What to do: Determine how many lines in these records hold "JSON". Only the number is wanted.

-- start --

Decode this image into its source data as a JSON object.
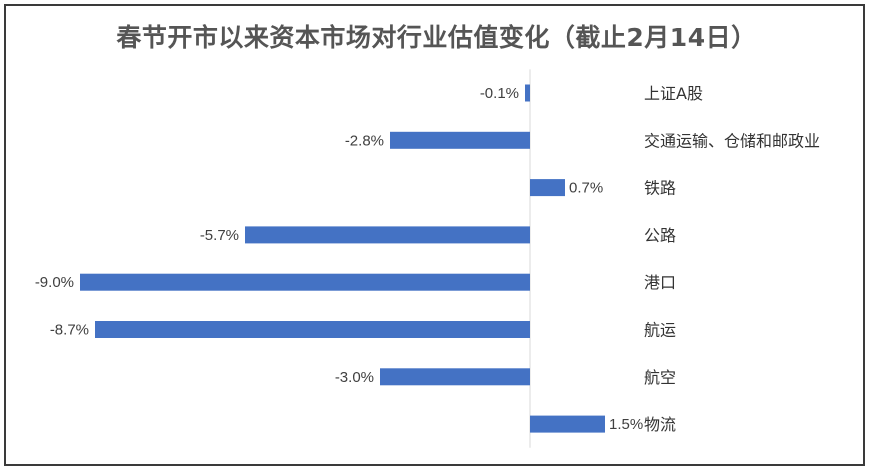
{
  "chart_data": {
    "type": "bar",
    "orientation": "horizontal",
    "title": "春节开市以来资本市场对行业估值变化（截止2月14日）",
    "categories": [
      "上证A股",
      "交通运输、仓储和邮政业",
      "铁路",
      "公路",
      "港口",
      "航运",
      "航空",
      "物流"
    ],
    "values": [
      -0.1,
      -2.8,
      0.7,
      -5.7,
      -9.0,
      -8.7,
      -3.0,
      1.5
    ],
    "value_labels": [
      "-0.1%",
      "-2.8%",
      "0.7%",
      "-5.7%",
      "-9.0%",
      "-8.7%",
      "-3.0%",
      "1.5%"
    ],
    "xlabel": "",
    "ylabel": "",
    "xlim": [
      -9.0,
      1.5
    ],
    "grid": false,
    "legend": "none",
    "bar_color": "#4472C4"
  }
}
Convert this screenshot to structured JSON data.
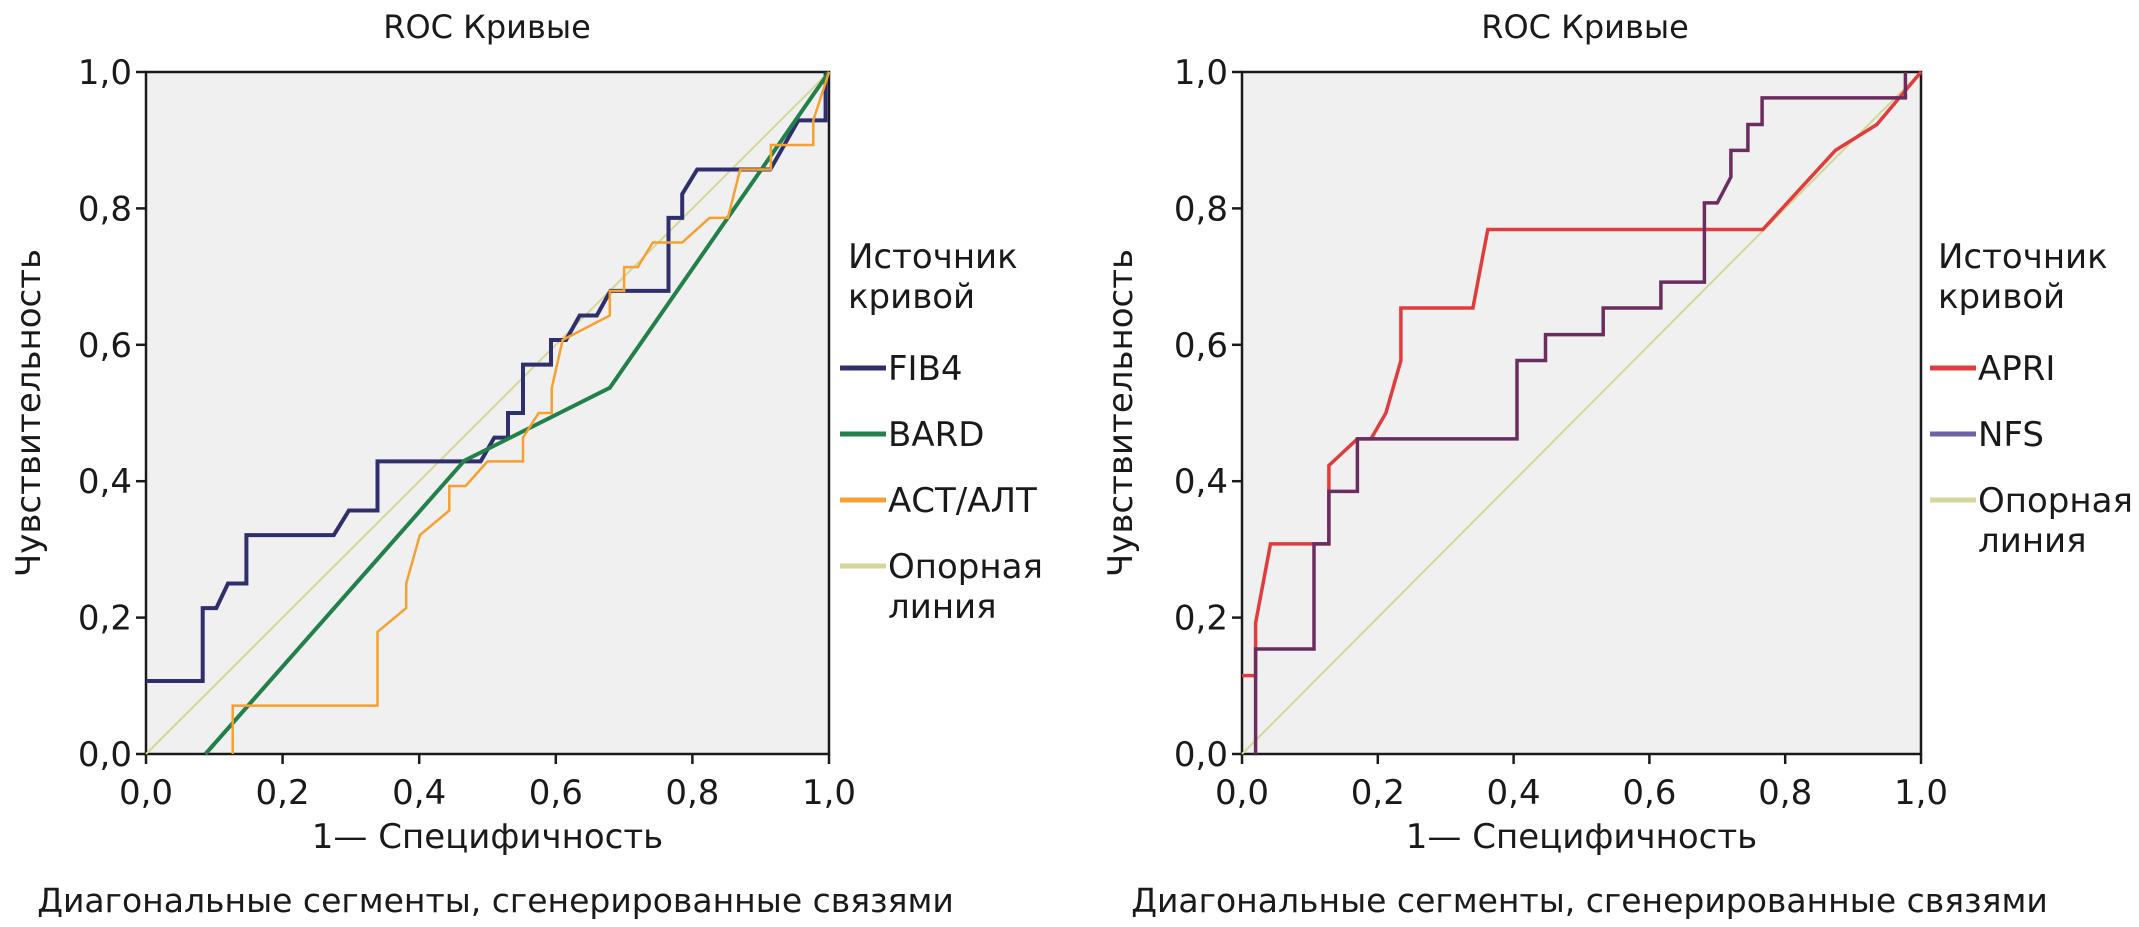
{
  "chart_data": [
    {
      "type": "line",
      "title": "ROC Кривые",
      "xlabel": "1— Специфичность",
      "ylabel": "Чувствительность",
      "note": "Диагональные сегменты, сгенерированные связями",
      "xlim": [
        0,
        1
      ],
      "ylim": [
        0,
        1
      ],
      "xtick_labels": [
        "0,0",
        "0,2",
        "0,4",
        "0,6",
        "0,8",
        "1,0"
      ],
      "ytick_labels": [
        "0,0",
        "0,2",
        "0,4",
        "0,6",
        "0,8",
        "1,0"
      ],
      "tick_values": [
        0,
        0.2,
        0.4,
        0.6,
        0.8,
        1.0
      ],
      "background": "#f0f0f0",
      "legend_title": [
        "Источник",
        "кривой"
      ],
      "legend_placement": "right",
      "series": [
        {
          "name": "FIB4",
          "color": "#2f2f6e",
          "width": 4,
          "points": [
            [
              0,
              0.107
            ],
            [
              0.083,
              0.107
            ],
            [
              0.083,
              0.214
            ],
            [
              0.103,
              0.214
            ],
            [
              0.12,
              0.25
            ],
            [
              0.147,
              0.25
            ],
            [
              0.147,
              0.321
            ],
            [
              0.275,
              0.321
            ],
            [
              0.297,
              0.357
            ],
            [
              0.339,
              0.357
            ],
            [
              0.339,
              0.429
            ],
            [
              0.49,
              0.429
            ],
            [
              0.51,
              0.464
            ],
            [
              0.53,
              0.464
            ],
            [
              0.53,
              0.5
            ],
            [
              0.552,
              0.5
            ],
            [
              0.552,
              0.571
            ],
            [
              0.593,
              0.571
            ],
            [
              0.593,
              0.607
            ],
            [
              0.615,
              0.607
            ],
            [
              0.635,
              0.643
            ],
            [
              0.66,
              0.643
            ],
            [
              0.68,
              0.679
            ],
            [
              0.765,
              0.679
            ],
            [
              0.765,
              0.786
            ],
            [
              0.785,
              0.786
            ],
            [
              0.785,
              0.821
            ],
            [
              0.807,
              0.857
            ],
            [
              0.914,
              0.857
            ],
            [
              0.955,
              0.929
            ],
            [
              0.995,
              0.929
            ],
            [
              0.995,
              1.0
            ]
          ]
        },
        {
          "name": "BARD",
          "color": "#23804a",
          "width": 4,
          "points": [
            [
              0.087,
              0
            ],
            [
              0.466,
              0.43
            ],
            [
              0.679,
              0.537
            ],
            [
              1,
              1
            ]
          ]
        },
        {
          "name": "АСТ/АЛТ",
          "color": "#f5a030",
          "width": 2.5,
          "points": [
            [
              0.127,
              0
            ],
            [
              0.127,
              0.071
            ],
            [
              0.339,
              0.071
            ],
            [
              0.339,
              0.179
            ],
            [
              0.381,
              0.214
            ],
            [
              0.381,
              0.25
            ],
            [
              0.401,
              0.321
            ],
            [
              0.444,
              0.357
            ],
            [
              0.444,
              0.393
            ],
            [
              0.468,
              0.393
            ],
            [
              0.5,
              0.429
            ],
            [
              0.552,
              0.429
            ],
            [
              0.552,
              0.464
            ],
            [
              0.575,
              0.5
            ],
            [
              0.594,
              0.5
            ],
            [
              0.594,
              0.536
            ],
            [
              0.61,
              0.607
            ],
            [
              0.679,
              0.643
            ],
            [
              0.679,
              0.679
            ],
            [
              0.7,
              0.679
            ],
            [
              0.7,
              0.714
            ],
            [
              0.72,
              0.714
            ],
            [
              0.742,
              0.75
            ],
            [
              0.785,
              0.75
            ],
            [
              0.825,
              0.786
            ],
            [
              0.852,
              0.786
            ],
            [
              0.87,
              0.857
            ],
            [
              0.915,
              0.857
            ],
            [
              0.915,
              0.893
            ],
            [
              0.977,
              0.893
            ],
            [
              0.977,
              0.929
            ],
            [
              1,
              1
            ]
          ]
        },
        {
          "name": "Опорная линия",
          "legend_lines": [
            "Опорная",
            "линия"
          ],
          "color": "#d6d69a",
          "width": 2,
          "points": [
            [
              0,
              0
            ],
            [
              1,
              1
            ]
          ]
        }
      ]
    },
    {
      "type": "line",
      "title": "ROC Кривые",
      "xlabel": "1— Специфичность",
      "ylabel": "Чувствительность",
      "note": "Диагональные сегменты, сгенерированные связями",
      "xlim": [
        0,
        1
      ],
      "ylim": [
        0,
        1
      ],
      "xtick_labels": [
        "0,0",
        "0,2",
        "0,4",
        "0,6",
        "0,8",
        "1,0"
      ],
      "ytick_labels": [
        "0,0",
        "0,2",
        "0,4",
        "0,6",
        "0,8",
        "1,0"
      ],
      "tick_values": [
        0,
        0.2,
        0.4,
        0.6,
        0.8,
        1.0
      ],
      "background": "#f0f0f0",
      "legend_title": [
        "Источник",
        "кривой"
      ],
      "legend_placement": "right",
      "series": [
        {
          "name": "APRI",
          "color": "#e03c3c",
          "width": 3.5,
          "points": [
            [
              0,
              0.115
            ],
            [
              0.02,
              0.115
            ],
            [
              0.02,
              0.192
            ],
            [
              0.042,
              0.308
            ],
            [
              0.128,
              0.308
            ],
            [
              0.128,
              0.423
            ],
            [
              0.17,
              0.462
            ],
            [
              0.19,
              0.462
            ],
            [
              0.212,
              0.5
            ],
            [
              0.234,
              0.577
            ],
            [
              0.234,
              0.654
            ],
            [
              0.34,
              0.654
            ],
            [
              0.362,
              0.769
            ],
            [
              0.767,
              0.769
            ],
            [
              0.874,
              0.885
            ],
            [
              0.935,
              0.923
            ],
            [
              1,
              1
            ]
          ]
        },
        {
          "name": "NFS",
          "color": "#6b2d60",
          "legend_color": "#6c63a8",
          "width": 3.5,
          "points": [
            [
              0.02,
              0
            ],
            [
              0.02,
              0.154
            ],
            [
              0.106,
              0.154
            ],
            [
              0.106,
              0.308
            ],
            [
              0.128,
              0.308
            ],
            [
              0.128,
              0.385
            ],
            [
              0.17,
              0.385
            ],
            [
              0.17,
              0.462
            ],
            [
              0.405,
              0.462
            ],
            [
              0.405,
              0.577
            ],
            [
              0.447,
              0.577
            ],
            [
              0.447,
              0.615
            ],
            [
              0.532,
              0.615
            ],
            [
              0.532,
              0.654
            ],
            [
              0.617,
              0.654
            ],
            [
              0.617,
              0.692
            ],
            [
              0.681,
              0.692
            ],
            [
              0.681,
              0.808
            ],
            [
              0.7,
              0.808
            ],
            [
              0.72,
              0.846
            ],
            [
              0.72,
              0.885
            ],
            [
              0.745,
              0.885
            ],
            [
              0.745,
              0.923
            ],
            [
              0.766,
              0.923
            ],
            [
              0.766,
              0.962
            ],
            [
              0.977,
              0.962
            ],
            [
              0.977,
              1.0
            ]
          ]
        },
        {
          "name": "Опорная линия",
          "legend_lines": [
            "Опорная",
            "линия"
          ],
          "color": "#d6d69a",
          "width": 2,
          "points": [
            [
              0,
              0
            ],
            [
              1,
              1
            ]
          ]
        }
      ]
    }
  ]
}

-- end --

Answer to the exercise: 2